- _Given exercise_: Exactly reproduce all the records, keeping pictures out of the copy.

********************

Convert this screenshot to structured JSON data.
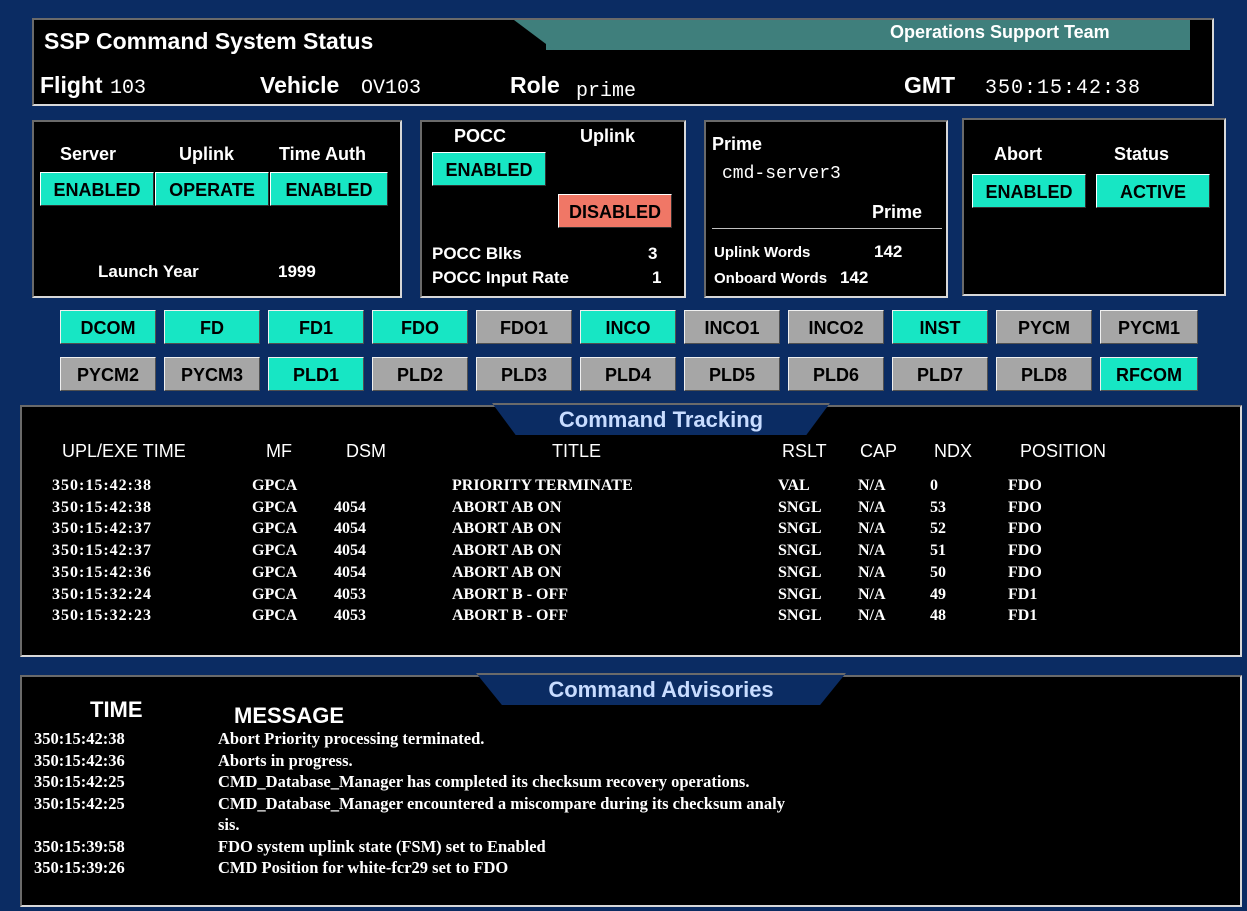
{
  "header": {
    "title": "SSP Command System Status",
    "team": "Operations Support Team",
    "flight_label": "Flight",
    "flight_value": "103",
    "vehicle_label": "Vehicle",
    "vehicle_value": "OV103",
    "role_label": "Role",
    "role_value": "prime",
    "gmt_label": "GMT",
    "gmt_value": "350:15:42:38"
  },
  "status_panel": {
    "server_label": "Server",
    "server_value": "ENABLED",
    "uplink_label": "Uplink",
    "uplink_value": "OPERATE",
    "time_auth_label": "Time Auth",
    "time_auth_value": "ENABLED",
    "launch_year_label": "Launch Year",
    "launch_year_value": "1999"
  },
  "pocc_panel": {
    "pocc_label": "POCC",
    "pocc_value": "ENABLED",
    "uplink_label": "Uplink",
    "uplink_value": "DISABLED",
    "blks_label": "POCC Blks",
    "blks_value": "3",
    "rate_label": "POCC Input Rate",
    "rate_value": "1"
  },
  "prime_panel": {
    "prime_label": "Prime",
    "server_name": "cmd-server3",
    "role_value": "Prime",
    "uplink_words_label": "Uplink Words",
    "uplink_words_value": "142",
    "onboard_words_label": "Onboard Words",
    "onboard_words_value": "142"
  },
  "abort_panel": {
    "abort_label": "Abort",
    "abort_value": "ENABLED",
    "status_label": "Status",
    "status_value": "ACTIVE"
  },
  "colors": {
    "background": "#0b2c63",
    "enabled": "#17e6c4",
    "disabled": "#f07766",
    "inactive": "#a6a6a6"
  },
  "positions_row1": [
    {
      "label": "DCOM",
      "active": true
    },
    {
      "label": "FD",
      "active": true
    },
    {
      "label": "FD1",
      "active": true
    },
    {
      "label": "FDO",
      "active": true
    },
    {
      "label": "FDO1",
      "active": false
    },
    {
      "label": "INCO",
      "active": true
    },
    {
      "label": "INCO1",
      "active": false
    },
    {
      "label": "INCO2",
      "active": false
    },
    {
      "label": "INST",
      "active": true
    },
    {
      "label": "PYCM",
      "active": false
    },
    {
      "label": "PYCM1",
      "active": false
    }
  ],
  "positions_row2": [
    {
      "label": "PYCM2",
      "active": false
    },
    {
      "label": "PYCM3",
      "active": false
    },
    {
      "label": "PLD1",
      "active": true
    },
    {
      "label": "PLD2",
      "active": false
    },
    {
      "label": "PLD3",
      "active": false
    },
    {
      "label": "PLD4",
      "active": false
    },
    {
      "label": "PLD5",
      "active": false
    },
    {
      "label": "PLD6",
      "active": false
    },
    {
      "label": "PLD7",
      "active": false
    },
    {
      "label": "PLD8",
      "active": false
    },
    {
      "label": "RFCOM",
      "active": true
    }
  ],
  "tracking": {
    "title": "Command Tracking",
    "headers": {
      "time": "UPL/EXE TIME",
      "mf": "MF",
      "dsm": "DSM",
      "title": "TITLE",
      "rslt": "RSLT",
      "cap": "CAP",
      "ndx": "NDX",
      "position": "POSITION"
    },
    "rows": [
      {
        "time": "350:15:42:38",
        "mf": "GPCA",
        "dsm": "",
        "title": "PRIORITY TERMINATE",
        "rslt": "VAL",
        "cap": "N/A",
        "ndx": "0",
        "position": "FDO"
      },
      {
        "time": "350:15:42:38",
        "mf": "GPCA",
        "dsm": "4054",
        "title": "ABORT AB ON",
        "rslt": "SNGL",
        "cap": "N/A",
        "ndx": "53",
        "position": "FDO"
      },
      {
        "time": "350:15:42:37",
        "mf": "GPCA",
        "dsm": "4054",
        "title": "ABORT AB ON",
        "rslt": "SNGL",
        "cap": "N/A",
        "ndx": "52",
        "position": "FDO"
      },
      {
        "time": "350:15:42:37",
        "mf": "GPCA",
        "dsm": "4054",
        "title": "ABORT AB ON",
        "rslt": "SNGL",
        "cap": "N/A",
        "ndx": "51",
        "position": "FDO"
      },
      {
        "time": "350:15:42:36",
        "mf": "GPCA",
        "dsm": "4054",
        "title": "ABORT AB ON",
        "rslt": "SNGL",
        "cap": "N/A",
        "ndx": "50",
        "position": "FDO"
      },
      {
        "time": "350:15:32:24",
        "mf": "GPCA",
        "dsm": "4053",
        "title": "ABORT B - OFF",
        "rslt": "SNGL",
        "cap": "N/A",
        "ndx": "49",
        "position": "FD1"
      },
      {
        "time": "350:15:32:23",
        "mf": "GPCA",
        "dsm": "4053",
        "title": "ABORT B - OFF",
        "rslt": "SNGL",
        "cap": "N/A",
        "ndx": "48",
        "position": "FD1"
      }
    ]
  },
  "advisories": {
    "title": "Command Advisories",
    "time_header": "TIME",
    "message_header": "MESSAGE",
    "rows": [
      {
        "time": "350:15:42:38",
        "message": "Abort Priority processing terminated."
      },
      {
        "time": "350:15:42:36",
        "message": "Aborts in progress."
      },
      {
        "time": "350:15:42:25",
        "message": "CMD_Database_Manager has completed its checksum recovery operations."
      },
      {
        "time": "350:15:42:25",
        "message": "CMD_Database_Manager encountered a miscompare during its checksum analy"
      },
      {
        "time": "",
        "message": "sis."
      },
      {
        "time": "350:15:39:58",
        "message": "FDO system uplink state (FSM) set to Enabled"
      },
      {
        "time": "350:15:39:26",
        "message": "CMD Position for white-fcr29 set to FDO"
      }
    ]
  }
}
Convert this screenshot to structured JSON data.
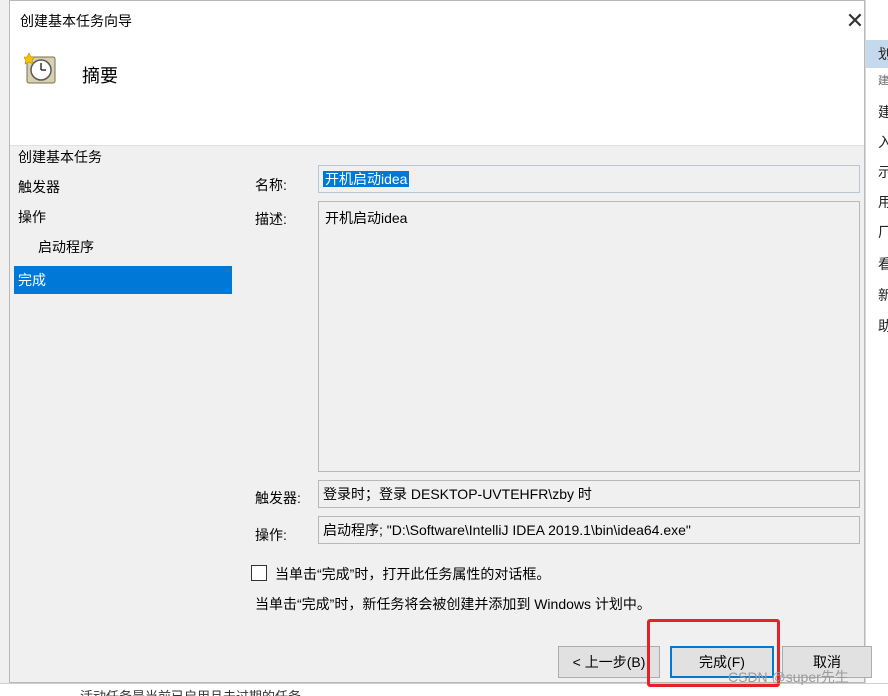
{
  "background_app": {
    "right_chars": [
      "划",
      "建",
      "建",
      "入",
      "示",
      "用",
      "厂",
      "看",
      "新",
      "助"
    ],
    "bottom_text": "活动任务是当前已启用且未过期的任务"
  },
  "dialog": {
    "title": "创建基本任务向导",
    "close_glyph": "✕",
    "header_title": "摘要"
  },
  "nav": {
    "items": [
      {
        "label": "创建基本任务"
      },
      {
        "label": "触发器"
      },
      {
        "label": "操作"
      },
      {
        "label": "启动程序"
      },
      {
        "label": "完成"
      }
    ]
  },
  "summary": {
    "name_label": "名称:",
    "name_value": "开机启动idea",
    "desc_label": "描述:",
    "desc_value": "开机启动idea",
    "trigger_label": "触发器:",
    "trigger_value": "登录时；登录 DESKTOP-UVTEHFR\\zby 时",
    "action_label": "操作:",
    "action_value": "启动程序; \"D:\\Software\\IntelliJ IDEA 2019.1\\bin\\idea64.exe\""
  },
  "open_properties": {
    "checked": false,
    "label": "当单击“完成”时，打开此任务属性的对话框。"
  },
  "info_text": "当单击“完成”时，新任务将会被创建并添加到 Windows 计划中。",
  "buttons": {
    "back": "< 上一步(B)",
    "finish": "完成(F)",
    "cancel": "取消"
  },
  "watermark": "CSDN @super先生",
  "colors": {
    "accent": "#0078d7",
    "highlight": "#e8202a"
  }
}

********************

- _Result_:
Convert this screenshot to structured JSON data.
{
  "header": {
    "title": "SSP Command System Status",
    "team": "Operations Support Team",
    "flight_label": "Flight",
    "flight_value": "103",
    "vehicle_label": "Vehicle",
    "vehicle_value": "OV103",
    "role_label": "Role",
    "role_value": "prime",
    "gmt_label": "GMT",
    "gmt_value": "350:15:42:38"
  },
  "status_panel": {
    "server_label": "Server",
    "server_value": "ENABLED",
    "uplink_label": "Uplink",
    "uplink_value": "OPERATE",
    "time_auth_label": "Time Auth",
    "time_auth_value": "ENABLED",
    "launch_year_label": "Launch Year",
    "launch_year_value": "1999"
  },
  "pocc_panel": {
    "pocc_label": "POCC",
    "pocc_value": "ENABLED",
    "uplink_label": "Uplink",
    "uplink_value": "DISABLED",
    "blks_label": "POCC Blks",
    "blks_value": "3",
    "rate_label": "POCC Input Rate",
    "rate_value": "1"
  },
  "prime_panel": {
    "prime_label": "Prime",
    "server_name": "cmd-server3",
    "role_value": "Prime",
    "uplink_words_label": "Uplink Words",
    "uplink_words_value": "142",
    "onboard_words_label": "Onboard Words",
    "onboard_words_value": "142"
  },
  "abort_panel": {
    "abort_label": "Abort",
    "abort_value": "ENABLED",
    "status_label": "Status",
    "status_value": "ACTIVE"
  },
  "colors": {
    "background": "#0b2c63",
    "enabled": "#17e6c4",
    "disabled": "#f07766",
    "inactive": "#a6a6a6"
  },
  "positions_row1": [
    {
      "label": "DCOM",
      "active": true
    },
    {
      "label": "FD",
      "active": true
    },
    {
      "label": "FD1",
      "active": true
    },
    {
      "label": "FDO",
      "active": true
    },
    {
      "label": "FDO1",
      "active": false
    },
    {
      "label": "INCO",
      "active": true
    },
    {
      "label": "INCO1",
      "active": false
    },
    {
      "label": "INCO2",
      "active": false
    },
    {
      "label": "INST",
      "active": true
    },
    {
      "label": "PYCM",
      "active": false
    },
    {
      "label": "PYCM1",
      "active": false
    }
  ],
  "positions_row2": [
    {
      "label": "PYCM2",
      "active": false
    },
    {
      "label": "PYCM3",
      "active": false
    },
    {
      "label": "PLD1",
      "active": true
    },
    {
      "label": "PLD2",
      "active": false
    },
    {
      "label": "PLD3",
      "active": false
    },
    {
      "label": "PLD4",
      "active": false
    },
    {
      "label": "PLD5",
      "active": false
    },
    {
      "label": "PLD6",
      "active": false
    },
    {
      "label": "PLD7",
      "active": false
    },
    {
      "label": "PLD8",
      "active": false
    },
    {
      "label": "RFCOM",
      "active": true
    }
  ],
  "tracking": {
    "title": "Command Tracking",
    "headers": {
      "time": "UPL/EXE TIME",
      "mf": "MF",
      "dsm": "DSM",
      "title": "TITLE",
      "rslt": "RSLT",
      "cap": "CAP",
      "ndx": "NDX",
      "position": "POSITION"
    },
    "rows": [
      {
        "time": "350:15:42:38",
        "mf": "GPCA",
        "dsm": "",
        "title": "PRIORITY TERMINATE",
        "rslt": "VAL",
        "cap": "N/A",
        "ndx": "0",
        "position": "FDO"
      },
      {
        "time": "350:15:42:38",
        "mf": "GPCA",
        "dsm": "4054",
        "title": "ABORT AB ON",
        "rslt": "SNGL",
        "cap": "N/A",
        "ndx": "53",
        "position": "FDO"
      },
      {
        "time": "350:15:42:37",
        "mf": "GPCA",
        "dsm": "4054",
        "title": "ABORT AB ON",
        "rslt": "SNGL",
        "cap": "N/A",
        "ndx": "52",
        "position": "FDO"
      },
      {
        "time": "350:15:42:37",
        "mf": "GPCA",
        "dsm": "4054",
        "title": "ABORT AB ON",
        "rslt": "SNGL",
        "cap": "N/A",
        "ndx": "51",
        "position": "FDO"
      },
      {
        "time": "350:15:42:36",
        "mf": "GPCA",
        "dsm": "4054",
        "title": "ABORT AB ON",
        "rslt": "SNGL",
        "cap": "N/A",
        "ndx": "50",
        "position": "FDO"
      },
      {
        "time": "350:15:32:24",
        "mf": "GPCA",
        "dsm": "4053",
        "title": "ABORT B - OFF",
        "rslt": "SNGL",
        "cap": "N/A",
        "ndx": "49",
        "position": "FD1"
      },
      {
        "time": "350:15:32:23",
        "mf": "GPCA",
        "dsm": "4053",
        "title": "ABORT B - OFF",
        "rslt": "SNGL",
        "cap": "N/A",
        "ndx": "48",
        "position": "FD1"
      }
    ]
  },
  "advisories": {
    "title": "Command Advisories",
    "time_header": "TIME",
    "message_header": "MESSAGE",
    "rows": [
      {
        "time": "350:15:42:38",
        "message": "Abort Priority processing terminated."
      },
      {
        "time": "350:15:42:36",
        "message": "Aborts in progress."
      },
      {
        "time": "350:15:42:25",
        "message": "CMD_Database_Manager has completed its checksum recovery operations."
      },
      {
        "time": "350:15:42:25",
        "message": "CMD_Database_Manager encountered a miscompare during its checksum analy"
      },
      {
        "time": "",
        "message": "sis."
      },
      {
        "time": "350:15:39:58",
        "message": "FDO system uplink state (FSM) set to Enabled"
      },
      {
        "time": "350:15:39:26",
        "message": "CMD Position for white-fcr29 set to FDO"
      }
    ]
  }
}
Convert this screenshot to structured JSON data.
{
  "background_app": {
    "right_chars": [
      "划",
      "建",
      "建",
      "入",
      "示",
      "用",
      "厂",
      "看",
      "新",
      "助"
    ],
    "bottom_text": "活动任务是当前已启用且未过期的任务"
  },
  "dialog": {
    "title": "创建基本任务向导",
    "close_glyph": "✕",
    "header_title": "摘要"
  },
  "nav": {
    "items": [
      {
        "label": "创建基本任务"
      },
      {
        "label": "触发器"
      },
      {
        "label": "操作"
      },
      {
        "label": "启动程序"
      },
      {
        "label": "完成"
      }
    ]
  },
  "summary": {
    "name_label": "名称:",
    "name_value": "开机启动idea",
    "desc_label": "描述:",
    "desc_value": "开机启动idea",
    "trigger_label": "触发器:",
    "trigger_value": "登录时；登录 DESKTOP-UVTEHFR\\zby 时",
    "action_label": "操作:",
    "action_value": "启动程序; \"D:\\Software\\IntelliJ IDEA 2019.1\\bin\\idea64.exe\""
  },
  "open_properties": {
    "checked": false,
    "label": "当单击“完成”时，打开此任务属性的对话框。"
  },
  "info_text": "当单击“完成”时，新任务将会被创建并添加到 Windows 计划中。",
  "buttons": {
    "back": "< 上一步(B)",
    "finish": "完成(F)",
    "cancel": "取消"
  },
  "watermark": "CSDN @super先生",
  "colors": {
    "accent": "#0078d7",
    "highlight": "#e8202a"
  }
}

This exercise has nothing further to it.